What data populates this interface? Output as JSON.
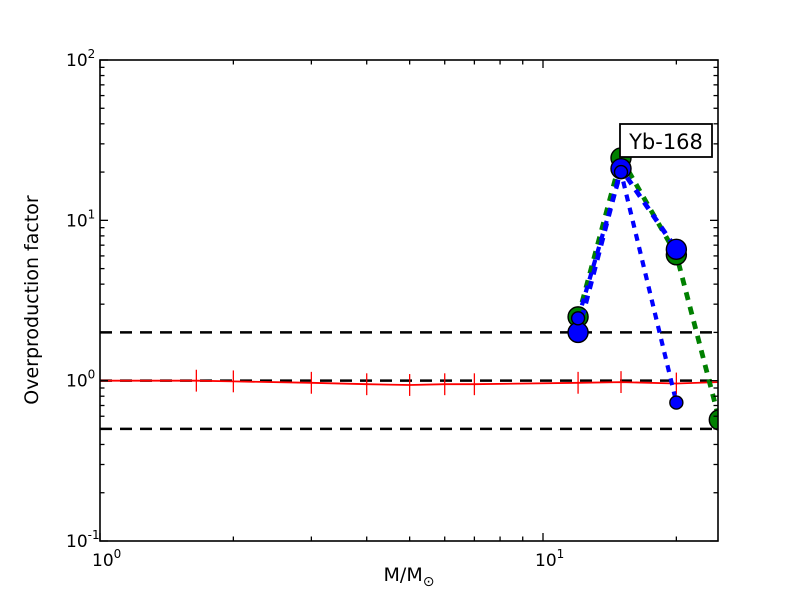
{
  "chart_data": {
    "type": "line",
    "title": "",
    "annotation": {
      "text": "Yb-168"
    },
    "xlabel_main": "M/M",
    "xlabel_sub": "⊙",
    "ylabel": "Overproduction factor",
    "axes": {
      "x": {
        "scale": "log",
        "min": 1.0,
        "max": 24.8,
        "major_ticks": [
          {
            "value": 1,
            "mantissa": "10",
            "exponent": "0"
          },
          {
            "value": 10,
            "mantissa": "10",
            "exponent": "1"
          }
        ],
        "minor_ticks": [
          2,
          3,
          4,
          5,
          6,
          7,
          8,
          9,
          20
        ]
      },
      "y": {
        "scale": "log",
        "min": 0.1,
        "max": 100,
        "major_ticks": [
          {
            "value": 0.1,
            "mantissa": "10",
            "exponent": "-1"
          },
          {
            "value": 1,
            "mantissa": "10",
            "exponent": "0"
          },
          {
            "value": 10,
            "mantissa": "10",
            "exponent": "1"
          },
          {
            "value": 100,
            "mantissa": "10",
            "exponent": "2"
          }
        ],
        "minor_ticks": [
          0.2,
          0.3,
          0.4,
          0.5,
          0.6,
          0.7,
          0.8,
          0.9,
          2,
          3,
          4,
          5,
          6,
          7,
          8,
          9,
          20,
          30,
          40,
          50,
          60,
          70,
          80,
          90
        ]
      },
      "grid": false
    },
    "colors": {
      "blue": "#0000ff",
      "green": "#008000",
      "red": "#ff0000",
      "black": "#000000",
      "frame": "#000000",
      "annotation_bg": "#ffffff"
    },
    "reference_lines": [
      {
        "name": "upper-factor-2",
        "y": 2.0,
        "color": "#000000",
        "style": "dashed",
        "width": 2.5
      },
      {
        "name": "unity",
        "y": 1.0,
        "color": "#000000",
        "style": "dashed",
        "width": 2.5
      },
      {
        "name": "lower-factor-2",
        "y": 0.5,
        "color": "#000000",
        "style": "dashed",
        "width": 2.5
      }
    ],
    "red_reference": {
      "name": "solar-normalized-baseline",
      "color": "#ff0000",
      "line": [
        [
          1.0,
          1.0
        ],
        [
          1.65,
          1.0
        ],
        [
          2,
          0.99
        ],
        [
          3,
          0.97
        ],
        [
          4,
          0.95
        ],
        [
          5,
          0.94
        ],
        [
          6,
          0.95
        ],
        [
          7,
          0.95
        ],
        [
          12,
          0.97
        ],
        [
          15,
          0.98
        ],
        [
          20,
          0.96
        ],
        [
          24.8,
          0.98
        ]
      ],
      "error_bars": {
        "x": [
          1.65,
          2,
          3,
          4,
          5,
          6,
          7,
          12,
          15,
          20,
          25
        ],
        "y": [
          1.0,
          0.99,
          0.97,
          0.95,
          0.94,
          0.95,
          0.95,
          0.97,
          0.98,
          0.96,
          0.98
        ],
        "factor_lo": 1.17,
        "factor_hi": 1.17
      }
    },
    "series": [
      {
        "name": "green-model",
        "color": "#008000",
        "dash": "8 7",
        "width": 4.8,
        "marker": "circle",
        "marker_radius": 10,
        "points": [
          [
            12,
            2.5
          ],
          [
            15,
            24.5
          ],
          [
            20,
            6.1
          ],
          [
            25,
            0.57
          ]
        ]
      },
      {
        "name": "blue-model-large",
        "color": "#0000ff",
        "dash": "8 7",
        "width": 4.8,
        "marker": "circle",
        "marker_radius": 10,
        "points": [
          [
            12,
            2.0
          ],
          [
            15,
            21.0
          ],
          [
            20,
            6.6
          ]
        ]
      },
      {
        "name": "blue-model-small",
        "color": "#0000ff",
        "dash": "7 6.5",
        "width": 4.2,
        "marker": "circle",
        "marker_radius": 6.5,
        "points": [
          [
            12,
            2.45
          ],
          [
            15,
            20.0
          ],
          [
            20,
            0.73
          ]
        ]
      }
    ],
    "legend": null
  }
}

---*---

_STATED EXERCISE_.
None of the pictures should appear; repeat the records exactly otherwise.

_RESPONSE_.
What data populates this interface? Output as JSON.
{
  "chart_data": {
    "type": "line",
    "title": "",
    "annotation": {
      "text": "Yb-168"
    },
    "xlabel_main": "M/M",
    "xlabel_sub": "⊙",
    "ylabel": "Overproduction factor",
    "axes": {
      "x": {
        "scale": "log",
        "min": 1.0,
        "max": 24.8,
        "major_ticks": [
          {
            "value": 1,
            "mantissa": "10",
            "exponent": "0"
          },
          {
            "value": 10,
            "mantissa": "10",
            "exponent": "1"
          }
        ],
        "minor_ticks": [
          2,
          3,
          4,
          5,
          6,
          7,
          8,
          9,
          20
        ]
      },
      "y": {
        "scale": "log",
        "min": 0.1,
        "max": 100,
        "major_ticks": [
          {
            "value": 0.1,
            "mantissa": "10",
            "exponent": "-1"
          },
          {
            "value": 1,
            "mantissa": "10",
            "exponent": "0"
          },
          {
            "value": 10,
            "mantissa": "10",
            "exponent": "1"
          },
          {
            "value": 100,
            "mantissa": "10",
            "exponent": "2"
          }
        ],
        "minor_ticks": [
          0.2,
          0.3,
          0.4,
          0.5,
          0.6,
          0.7,
          0.8,
          0.9,
          2,
          3,
          4,
          5,
          6,
          7,
          8,
          9,
          20,
          30,
          40,
          50,
          60,
          70,
          80,
          90
        ]
      },
      "grid": false
    },
    "colors": {
      "blue": "#0000ff",
      "green": "#008000",
      "red": "#ff0000",
      "black": "#000000",
      "frame": "#000000",
      "annotation_bg": "#ffffff"
    },
    "reference_lines": [
      {
        "name": "upper-factor-2",
        "y": 2.0,
        "color": "#000000",
        "style": "dashed",
        "width": 2.5
      },
      {
        "name": "unity",
        "y": 1.0,
        "color": "#000000",
        "style": "dashed",
        "width": 2.5
      },
      {
        "name": "lower-factor-2",
        "y": 0.5,
        "color": "#000000",
        "style": "dashed",
        "width": 2.5
      }
    ],
    "red_reference": {
      "name": "solar-normalized-baseline",
      "color": "#ff0000",
      "line": [
        [
          1.0,
          1.0
        ],
        [
          1.65,
          1.0
        ],
        [
          2,
          0.99
        ],
        [
          3,
          0.97
        ],
        [
          4,
          0.95
        ],
        [
          5,
          0.94
        ],
        [
          6,
          0.95
        ],
        [
          7,
          0.95
        ],
        [
          12,
          0.97
        ],
        [
          15,
          0.98
        ],
        [
          20,
          0.96
        ],
        [
          24.8,
          0.98
        ]
      ],
      "error_bars": {
        "x": [
          1.65,
          2,
          3,
          4,
          5,
          6,
          7,
          12,
          15,
          20,
          25
        ],
        "y": [
          1.0,
          0.99,
          0.97,
          0.95,
          0.94,
          0.95,
          0.95,
          0.97,
          0.98,
          0.96,
          0.98
        ],
        "factor_lo": 1.17,
        "factor_hi": 1.17
      }
    },
    "series": [
      {
        "name": "green-model",
        "color": "#008000",
        "dash": "8 7",
        "width": 4.8,
        "marker": "circle",
        "marker_radius": 10,
        "points": [
          [
            12,
            2.5
          ],
          [
            15,
            24.5
          ],
          [
            20,
            6.1
          ],
          [
            25,
            0.57
          ]
        ]
      },
      {
        "name": "blue-model-large",
        "color": "#0000ff",
        "dash": "8 7",
        "width": 4.8,
        "marker": "circle",
        "marker_radius": 10,
        "points": [
          [
            12,
            2.0
          ],
          [
            15,
            21.0
          ],
          [
            20,
            6.6
          ]
        ]
      },
      {
        "name": "blue-model-small",
        "color": "#0000ff",
        "dash": "7 6.5",
        "width": 4.2,
        "marker": "circle",
        "marker_radius": 6.5,
        "points": [
          [
            12,
            2.45
          ],
          [
            15,
            20.0
          ],
          [
            20,
            0.73
          ]
        ]
      }
    ],
    "legend": null
  }
}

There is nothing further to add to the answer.